- THE EXERCISE -
Check every line of the entries for "problem", and copy the lines that hold it.

-- BEGIN STORED DATA --

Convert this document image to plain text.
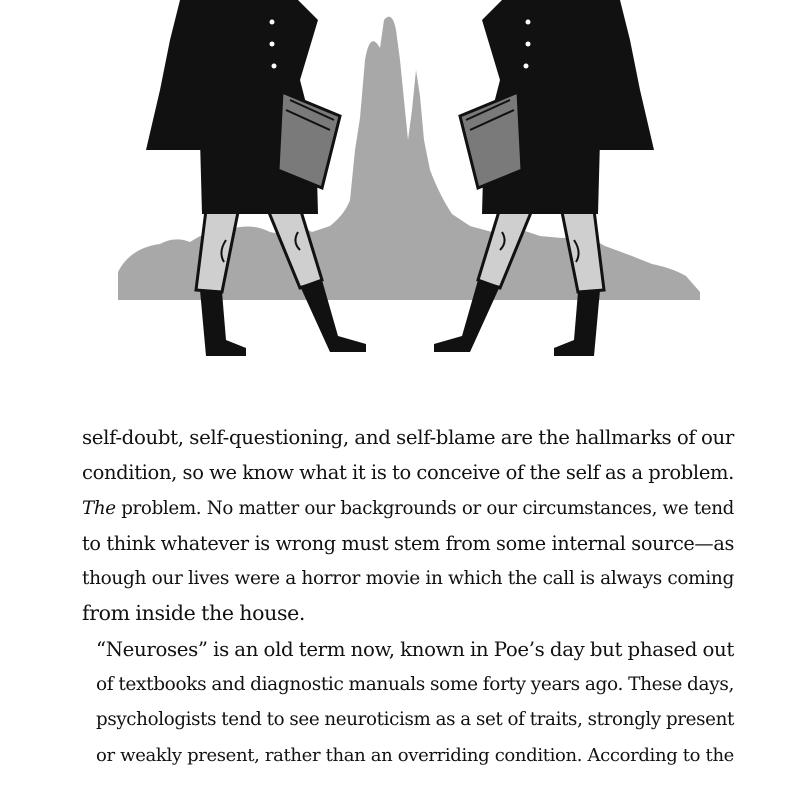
self-doubt, self-questioning, and self-blame are the hallmarks of our
condition, so we know what it is to conceive of the self as a problem.
The problem. No matter our backgrounds or our circumstances, we tend
to think whatever is wrong must stem from some internal source—as
though our lives were a horror movie in which the call is always coming
from inside the house.

“Neuroses” is an old term now, known in Poe’s day but phased out
of textbooks and diagnostic manuals some forty years ago. These days,
psychologists tend to see neuroticism as a set of traits, strongly present
or weakly present, rather than an overriding condition. According to the
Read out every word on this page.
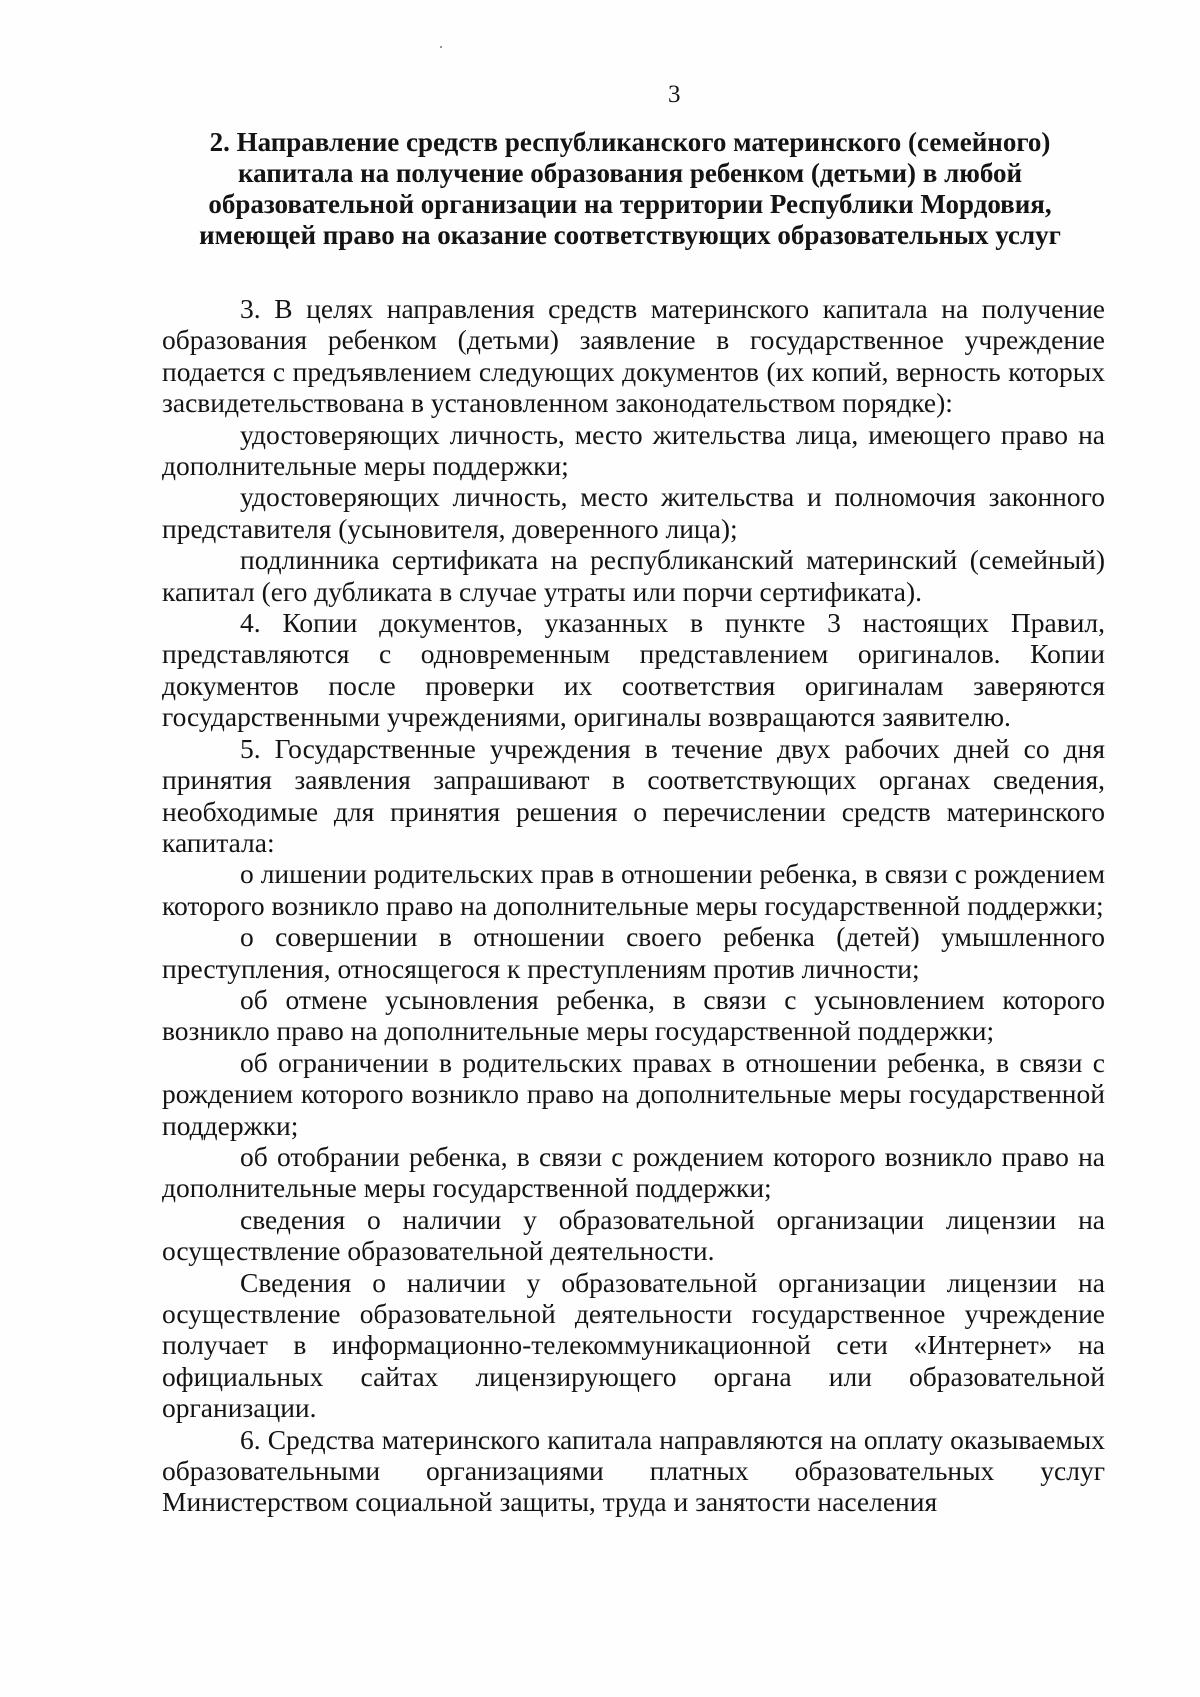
3
2. Направление средств республиканского материнского (семейного) капитала на получение образования ребенком (детьми) в любой образовательной организации на территории Республики Мордовия, имеющей право на оказание соответствующих образовательных услуг

3. В целях направления средств материнского капитала на получение образования ребенком (детьми) заявление в государственное учреждение подается с предъявлением следующих документов (их копий, верность которых засвидетельствована в установленном законодательством порядке):

удостоверяющих личность, место жительства лица, имеющего право на дополнительные меры поддержки;

удостоверяющих личность, место жительства и полномочия законного представителя (усыновителя, доверенного лица);

подлинника сертификата на республиканский материнский (семейный) капитал (его дубликата в случае утраты или порчи сертификата).

4. Копии документов, указанных в пункте 3 настоящих Правил, представляются с одновременным представлением оригиналов. Копии документов после проверки их соответствия оригиналам заверяются государственными учреждениями, оригиналы возвращаются заявителю.

5. Государственные учреждения в течение двух рабочих дней со дня принятия заявления запрашивают в соответствующих органах сведения, необходимые для принятия решения о перечислении средств материнского капитала:

о лишении родительских прав в отношении ребенка, в связи с рождением которого возникло право на дополнительные меры государственной поддержки;

о совершении в отношении своего ребенка (детей) умышленного преступления, относящегося к преступлениям против личности;

об отмене усыновления ребенка, в связи с усыновлением которого возникло право на дополнительные меры государственной поддержки;

об ограничении в родительских правах в отношении ребенка, в связи с рождением которого возникло право на дополнительные меры государственной поддержки;

об отобрании ребенка, в связи с рождением которого возникло право на дополнительные меры государственной поддержки;

сведения о наличии у образовательной организации лицензии на осуществление образовательной деятельности.

Сведения о наличии у образовательной организации лицензии на осуществление образовательной деятельности государственное учреждение получает в информационно-телекоммуникационной сети «Интернет» на официальных сайтах лицензирующего органа или образовательной организации.

6. Средства материнского капитала направляются на оплату оказываемых образовательными организациями платных образовательных услуг Министерством социальной защиты, труда и занятости населения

-- END STORED DATA --

- RESULT -
condition, so we know what it is to conceive of the self as a problem.
The problem. No matter our backgrounds or our circumstances, we tend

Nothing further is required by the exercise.